== Entries provided ==

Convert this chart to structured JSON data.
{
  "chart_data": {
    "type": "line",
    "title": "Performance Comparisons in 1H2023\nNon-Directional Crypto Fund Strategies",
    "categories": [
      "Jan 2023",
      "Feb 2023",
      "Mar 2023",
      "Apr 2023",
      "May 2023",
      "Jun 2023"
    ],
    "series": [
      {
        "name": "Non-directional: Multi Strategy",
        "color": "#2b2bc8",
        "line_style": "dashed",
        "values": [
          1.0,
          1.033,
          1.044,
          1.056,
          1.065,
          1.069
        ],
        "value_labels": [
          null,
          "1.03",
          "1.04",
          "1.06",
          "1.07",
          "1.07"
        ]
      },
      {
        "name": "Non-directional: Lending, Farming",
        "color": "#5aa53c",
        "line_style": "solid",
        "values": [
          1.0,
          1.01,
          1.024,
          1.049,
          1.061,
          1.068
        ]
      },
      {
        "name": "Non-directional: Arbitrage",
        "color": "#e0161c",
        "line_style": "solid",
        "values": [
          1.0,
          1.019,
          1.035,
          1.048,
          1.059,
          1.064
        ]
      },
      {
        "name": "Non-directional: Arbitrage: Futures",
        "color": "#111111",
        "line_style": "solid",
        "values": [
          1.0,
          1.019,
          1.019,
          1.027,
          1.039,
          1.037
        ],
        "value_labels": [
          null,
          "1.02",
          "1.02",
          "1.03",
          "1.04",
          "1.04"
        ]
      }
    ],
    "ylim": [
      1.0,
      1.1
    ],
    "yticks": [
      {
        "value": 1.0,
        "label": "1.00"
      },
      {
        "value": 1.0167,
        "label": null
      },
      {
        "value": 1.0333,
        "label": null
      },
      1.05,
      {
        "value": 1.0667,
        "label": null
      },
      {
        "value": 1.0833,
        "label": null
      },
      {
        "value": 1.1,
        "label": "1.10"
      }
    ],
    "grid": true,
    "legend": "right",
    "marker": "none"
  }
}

===

*Your goal:* Check each line of the data above for the word "color", then state how many lines have it. Give the number alone.

*Exercise answer:* 4